◆ **WRITTEN REQUEST**:
Write out each entry, exactly the way it appears.

(Dataset excerpt)
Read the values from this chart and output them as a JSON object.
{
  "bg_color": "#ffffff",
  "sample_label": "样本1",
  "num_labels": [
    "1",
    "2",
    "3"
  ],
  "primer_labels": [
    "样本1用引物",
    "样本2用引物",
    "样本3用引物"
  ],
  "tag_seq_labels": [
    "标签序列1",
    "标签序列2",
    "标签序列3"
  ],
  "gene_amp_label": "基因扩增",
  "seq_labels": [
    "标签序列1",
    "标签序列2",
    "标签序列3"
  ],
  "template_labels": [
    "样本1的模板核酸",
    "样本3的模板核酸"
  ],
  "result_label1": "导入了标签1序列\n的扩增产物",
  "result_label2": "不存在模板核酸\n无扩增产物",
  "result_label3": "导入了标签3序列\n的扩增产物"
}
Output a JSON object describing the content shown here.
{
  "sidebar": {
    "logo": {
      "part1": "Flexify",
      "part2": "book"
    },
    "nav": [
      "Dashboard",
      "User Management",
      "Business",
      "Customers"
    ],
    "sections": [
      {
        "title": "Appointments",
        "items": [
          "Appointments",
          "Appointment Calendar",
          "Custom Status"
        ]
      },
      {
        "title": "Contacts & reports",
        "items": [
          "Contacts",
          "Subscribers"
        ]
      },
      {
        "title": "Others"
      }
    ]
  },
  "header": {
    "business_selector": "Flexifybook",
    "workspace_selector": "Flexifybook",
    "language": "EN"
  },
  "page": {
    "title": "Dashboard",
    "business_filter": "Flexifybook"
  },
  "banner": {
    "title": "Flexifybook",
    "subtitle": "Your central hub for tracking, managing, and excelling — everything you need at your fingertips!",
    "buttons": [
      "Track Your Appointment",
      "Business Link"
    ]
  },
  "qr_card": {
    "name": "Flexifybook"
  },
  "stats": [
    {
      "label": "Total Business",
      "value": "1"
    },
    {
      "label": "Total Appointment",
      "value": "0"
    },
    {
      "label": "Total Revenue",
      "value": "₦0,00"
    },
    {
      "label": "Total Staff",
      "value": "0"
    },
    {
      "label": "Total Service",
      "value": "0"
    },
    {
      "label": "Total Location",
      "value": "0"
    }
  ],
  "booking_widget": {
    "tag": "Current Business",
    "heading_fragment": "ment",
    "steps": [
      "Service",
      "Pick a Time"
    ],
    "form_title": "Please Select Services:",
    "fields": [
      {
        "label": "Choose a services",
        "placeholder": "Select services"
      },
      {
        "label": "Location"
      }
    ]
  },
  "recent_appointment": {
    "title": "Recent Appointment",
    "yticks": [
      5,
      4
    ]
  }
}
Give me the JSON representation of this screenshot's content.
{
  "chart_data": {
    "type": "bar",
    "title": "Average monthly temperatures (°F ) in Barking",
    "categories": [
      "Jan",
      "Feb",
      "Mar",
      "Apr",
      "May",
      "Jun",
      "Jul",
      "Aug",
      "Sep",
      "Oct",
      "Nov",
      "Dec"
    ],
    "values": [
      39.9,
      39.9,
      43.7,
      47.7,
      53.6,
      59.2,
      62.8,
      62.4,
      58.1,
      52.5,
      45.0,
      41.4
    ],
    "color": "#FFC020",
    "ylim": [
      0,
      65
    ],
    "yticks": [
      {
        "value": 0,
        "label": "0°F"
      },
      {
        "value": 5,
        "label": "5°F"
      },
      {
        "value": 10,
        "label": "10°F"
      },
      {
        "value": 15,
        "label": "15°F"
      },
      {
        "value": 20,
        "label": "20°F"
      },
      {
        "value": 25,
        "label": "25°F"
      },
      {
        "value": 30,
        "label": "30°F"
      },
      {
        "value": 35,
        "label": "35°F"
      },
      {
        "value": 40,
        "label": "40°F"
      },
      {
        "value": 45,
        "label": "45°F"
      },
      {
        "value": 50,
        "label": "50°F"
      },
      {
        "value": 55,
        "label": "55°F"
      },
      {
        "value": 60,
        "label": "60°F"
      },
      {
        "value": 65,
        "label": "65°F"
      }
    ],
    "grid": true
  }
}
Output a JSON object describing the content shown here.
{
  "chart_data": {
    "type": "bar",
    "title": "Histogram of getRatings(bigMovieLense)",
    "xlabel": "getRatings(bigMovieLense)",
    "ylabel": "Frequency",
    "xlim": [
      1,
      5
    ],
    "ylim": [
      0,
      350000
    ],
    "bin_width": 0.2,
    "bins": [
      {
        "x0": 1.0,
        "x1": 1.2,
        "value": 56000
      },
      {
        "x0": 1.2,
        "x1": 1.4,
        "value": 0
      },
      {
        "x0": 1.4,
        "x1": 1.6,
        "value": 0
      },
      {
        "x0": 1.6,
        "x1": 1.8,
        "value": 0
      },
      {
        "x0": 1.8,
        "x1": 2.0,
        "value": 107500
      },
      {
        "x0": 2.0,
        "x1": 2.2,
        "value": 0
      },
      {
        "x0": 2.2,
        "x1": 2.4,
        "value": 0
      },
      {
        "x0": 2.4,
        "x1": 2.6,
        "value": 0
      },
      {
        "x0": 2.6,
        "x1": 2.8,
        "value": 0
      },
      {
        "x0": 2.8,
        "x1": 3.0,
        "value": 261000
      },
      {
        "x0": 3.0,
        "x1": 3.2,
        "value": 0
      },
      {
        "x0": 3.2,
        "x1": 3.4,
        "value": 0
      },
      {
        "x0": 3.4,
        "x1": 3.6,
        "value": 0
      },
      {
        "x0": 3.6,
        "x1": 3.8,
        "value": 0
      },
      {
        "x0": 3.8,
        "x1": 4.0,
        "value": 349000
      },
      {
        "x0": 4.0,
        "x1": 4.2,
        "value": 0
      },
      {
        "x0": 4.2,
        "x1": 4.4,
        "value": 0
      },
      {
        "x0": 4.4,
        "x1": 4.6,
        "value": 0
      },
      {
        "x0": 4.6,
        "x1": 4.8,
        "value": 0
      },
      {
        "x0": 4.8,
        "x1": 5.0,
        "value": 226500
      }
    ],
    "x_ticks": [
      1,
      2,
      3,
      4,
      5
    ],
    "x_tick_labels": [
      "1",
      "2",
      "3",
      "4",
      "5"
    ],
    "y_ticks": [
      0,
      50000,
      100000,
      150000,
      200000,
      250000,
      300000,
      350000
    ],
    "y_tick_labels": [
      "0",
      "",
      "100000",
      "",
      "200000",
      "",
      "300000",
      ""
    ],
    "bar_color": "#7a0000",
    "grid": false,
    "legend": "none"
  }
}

◆ **RESULT**:
Read the values from this chart and output them as a JSON object.
{
  "bg_color": "#ffffff",
  "sample_label": "样本1",
  "num_labels": [
    "1",
    "2",
    "3"
  ],
  "primer_labels": [
    "样本1用引物",
    "样本2用引物",
    "样本3用引物"
  ],
  "tag_seq_labels": [
    "标签序列1",
    "标签序列2",
    "标签序列3"
  ],
  "gene_amp_label": "基因扩增",
  "seq_labels": [
    "标签序列1",
    "标签序列2",
    "标签序列3"
  ],
  "template_labels": [
    "样本1的模板核酸",
    "样本3的模板核酸"
  ],
  "result_label1": "导入了标签1序列\n的扩增产物",
  "result_label2": "不存在模板核酸\n无扩增产物",
  "result_label3": "导入了标签3序列\n的扩增产物"
}
Output a JSON object describing the content shown here.
{
  "sidebar": {
    "logo": {
      "part1": "Flexify",
      "part2": "book"
    },
    "nav": [
      "Dashboard",
      "User Management",
      "Business",
      "Customers"
    ],
    "sections": [
      {
        "title": "Appointments",
        "items": [
          "Appointments",
          "Appointment Calendar",
          "Custom Status"
        ]
      },
      {
        "title": "Contacts & reports",
        "items": [
          "Contacts",
          "Subscribers"
        ]
      },
      {
        "title": "Others"
      }
    ]
  },
  "header": {
    "business_selector": "Flexifybook",
    "workspace_selector": "Flexifybook",
    "language": "EN"
  },
  "page": {
    "title": "Dashboard",
    "business_filter": "Flexifybook"
  },
  "banner": {
    "title": "Flexifybook",
    "subtitle": "Your central hub for tracking, managing, and excelling — everything you need at your fingertips!",
    "buttons": [
      "Track Your Appointment",
      "Business Link"
    ]
  },
  "qr_card": {
    "name": "Flexifybook"
  },
  "stats": [
    {
      "label": "Total Business",
      "value": "1"
    },
    {
      "label": "Total Appointment",
      "value": "0"
    },
    {
      "label": "Total Revenue",
      "value": "₦0,00"
    },
    {
      "label": "Total Staff",
      "value": "0"
    },
    {
      "label": "Total Service",
      "value": "0"
    },
    {
      "label": "Total Location",
      "value": "0"
    }
  ],
  "booking_widget": {
    "tag": "Current Business",
    "heading_fragment": "ment",
    "steps": [
      "Service",
      "Pick a Time"
    ],
    "form_title": "Please Select Services:",
    "fields": [
      {
        "label": "Choose a services",
        "placeholder": "Select services"
      },
      {
        "label": "Location"
      }
    ]
  },
  "recent_appointment": {
    "title": "Recent Appointment",
    "yticks": [
      5,
      4
    ]
  }
}
Give me the JSON representation of this screenshot's content.
{
  "chart_data": {
    "type": "bar",
    "title": "Average monthly temperatures (°F ) in Barking",
    "categories": [
      "Jan",
      "Feb",
      "Mar",
      "Apr",
      "May",
      "Jun",
      "Jul",
      "Aug",
      "Sep",
      "Oct",
      "Nov",
      "Dec"
    ],
    "values": [
      39.9,
      39.9,
      43.7,
      47.7,
      53.6,
      59.2,
      62.8,
      62.4,
      58.1,
      52.5,
      45.0,
      41.4
    ],
    "color": "#FFC020",
    "ylim": [
      0,
      65
    ],
    "yticks": [
      {
        "value": 0,
        "label": "0°F"
      },
      {
        "value": 5,
        "label": "5°F"
      },
      {
        "value": 10,
        "label": "10°F"
      },
      {
        "value": 15,
        "label": "15°F"
      },
      {
        "value": 20,
        "label": "20°F"
      },
      {
        "value": 25,
        "label": "25°F"
      },
      {
        "value": 30,
        "label": "30°F"
      },
      {
        "value": 35,
        "label": "35°F"
      },
      {
        "value": 40,
        "label": "40°F"
      },
      {
        "value": 45,
        "label": "45°F"
      },
      {
        "value": 50,
        "label": "50°F"
      },
      {
        "value": 55,
        "label": "55°F"
      },
      {
        "value": 60,
        "label": "60°F"
      },
      {
        "value": 65,
        "label": "65°F"
      }
    ],
    "grid": true
  }
}
Output a JSON object describing the content shown here.
{
  "chart_data": {
    "type": "bar",
    "title": "Histogram of getRatings(bigMovieLense)",
    "xlabel": "getRatings(bigMovieLense)",
    "ylabel": "Frequency",
    "xlim": [
      1,
      5
    ],
    "ylim": [
      0,
      350000
    ],
    "bin_width": 0.2,
    "bins": [
      {
        "x0": 1.0,
        "x1": 1.2,
        "value": 56000
      },
      {
        "x0": 1.2,
        "x1": 1.4,
        "value": 0
      },
      {
        "x0": 1.4,
        "x1": 1.6,
        "value": 0
      },
      {
        "x0": 1.6,
        "x1": 1.8,
        "value": 0
      },
      {
        "x0": 1.8,
        "x1": 2.0,
        "value": 107500
      },
      {
        "x0": 2.0,
        "x1": 2.2,
        "value": 0
      },
      {
        "x0": 2.2,
        "x1": 2.4,
        "value": 0
      },
      {
        "x0": 2.4,
        "x1": 2.6,
        "value": 0
      },
      {
        "x0": 2.6,
        "x1": 2.8,
        "value": 0
      },
      {
        "x0": 2.8,
        "x1": 3.0,
        "value": 261000
      },
      {
        "x0": 3.0,
        "x1": 3.2,
        "value": 0
      },
      {
        "x0": 3.2,
        "x1": 3.4,
        "value": 0
      },
      {
        "x0": 3.4,
        "x1": 3.6,
        "value": 0
      },
      {
        "x0": 3.6,
        "x1": 3.8,
        "value": 0
      },
      {
        "x0": 3.8,
        "x1": 4.0,
        "value": 349000
      },
      {
        "x0": 4.0,
        "x1": 4.2,
        "value": 0
      },
      {
        "x0": 4.2,
        "x1": 4.4,
        "value": 0
      },
      {
        "x0": 4.4,
        "x1": 4.6,
        "value": 0
      },
      {
        "x0": 4.6,
        "x1": 4.8,
        "value": 0
      },
      {
        "x0": 4.8,
        "x1": 5.0,
        "value": 226500
      }
    ],
    "x_ticks": [
      1,
      2,
      3,
      4,
      5
    ],
    "x_tick_labels": [
      "1",
      "2",
      "3",
      "4",
      "5"
    ],
    "y_ticks": [
      0,
      50000,
      100000,
      150000,
      200000,
      250000,
      300000,
      350000
    ],
    "y_tick_labels": [
      "0",
      "",
      "100000",
      "",
      "200000",
      "",
      "300000",
      ""
    ],
    "bar_color": "#7a0000",
    "grid": false,
    "legend": "none"
  }
}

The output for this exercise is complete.